Exercise prompt
Count every line below that contains "porque", then state the total with no other output.
Start Material provided
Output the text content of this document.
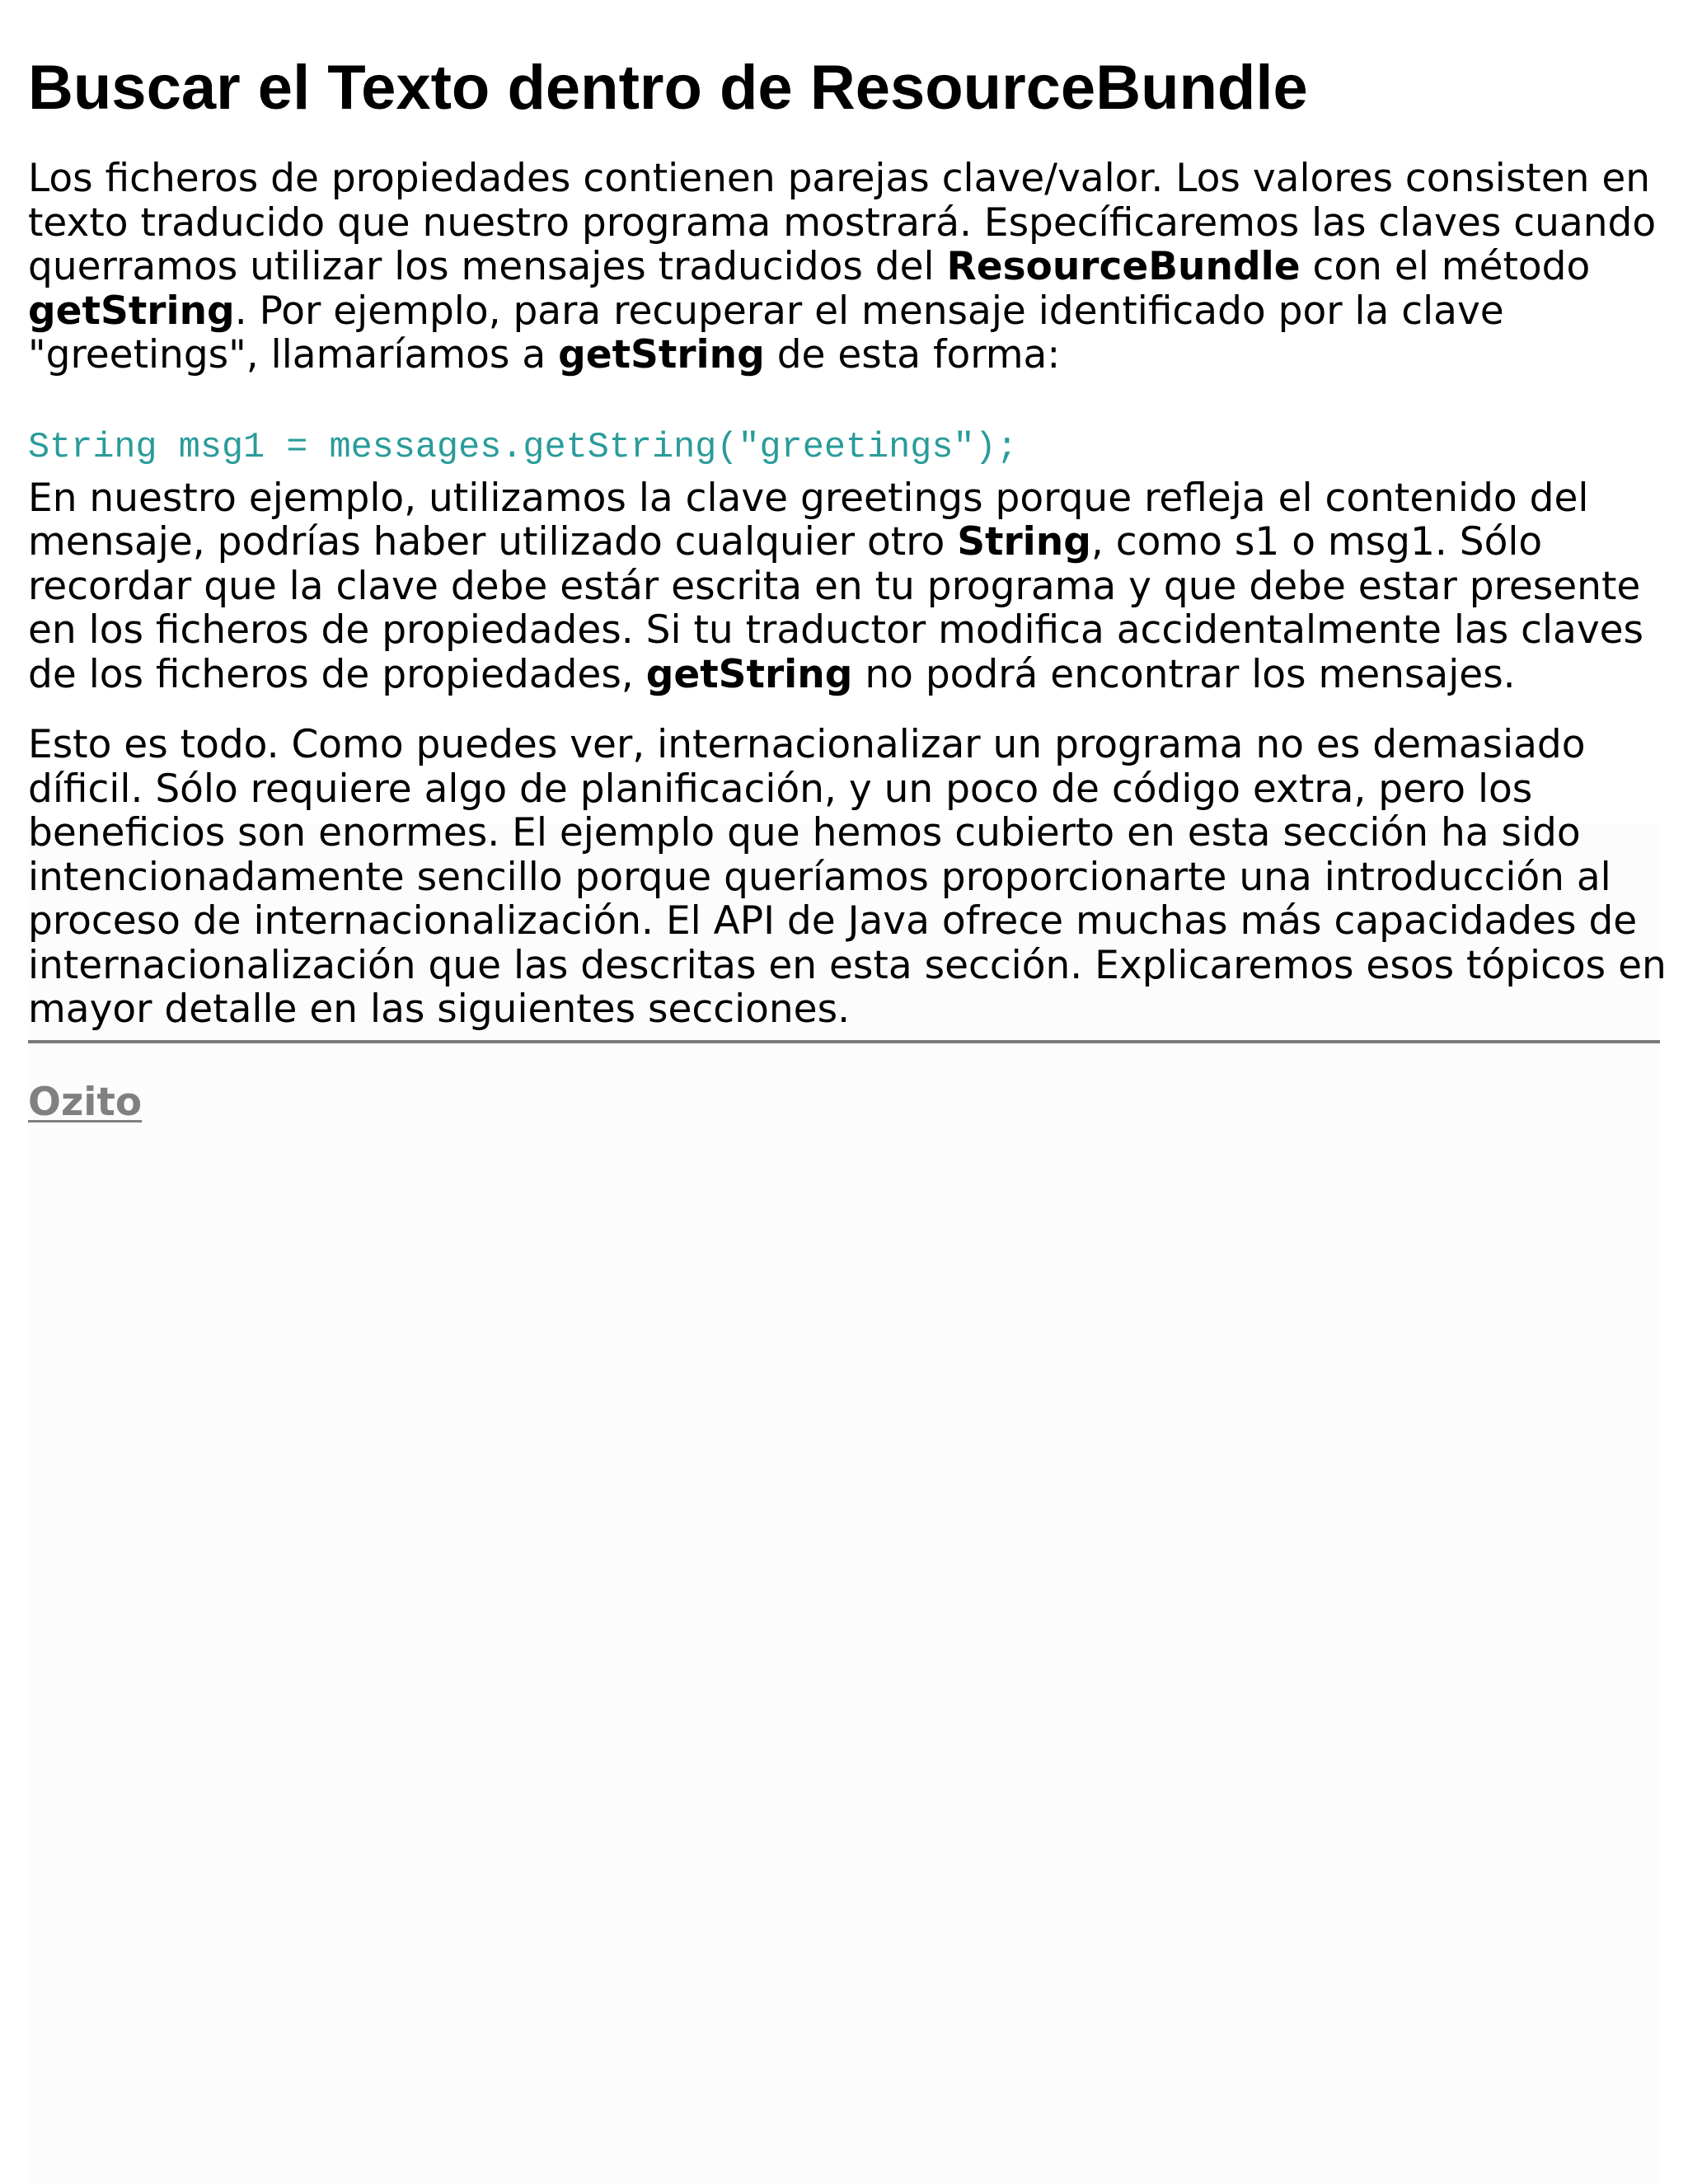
Buscar el Texto dentro de ResourceBundle

Los ficheros de propiedades contienen parejas clave/valor. Los valores consisten en texto traducido que nuestro programa mostrará. Específicaremos las claves cuando querramos utilizar los mensajes traducidos del ResourceBundle con el método getString. Por ejemplo, para recuperar el mensaje identificado por la clave "greetings", llamaríamos a getString de esta forma:

String msg1 = messages.getString("greetings");

En nuestro ejemplo, utilizamos la clave greetings porque refleja el contenido del mensaje, podrías haber utilizado cualquier otro String, como s1 o msg1. Sólo recordar que la clave debe estár escrita en tu programa y que debe estar presente en los ficheros de propiedades. Si tu traductor modifica accidentalmente las claves de los ficheros de propiedades, getString no podrá encontrar los mensajes.

Esto es todo. Como puedes ver, internacionalizar un programa no es demasiado díficil. Sólo requiere algo de planificación, y un poco de código extra, pero los beneficios son enormes. El ejemplo que hemos cubierto en esta sección ha sido intencionadamente sencillo porque queríamos proporcionarte una introducción al proceso de internacionalización. El API de Java ofrece muchas más capacidades de internacionalización que las descritas en esta sección. Explicaremos esos tópicos en mayor detalle en las siguientes secciones.

Ozito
End Material provided
Reply to the task
2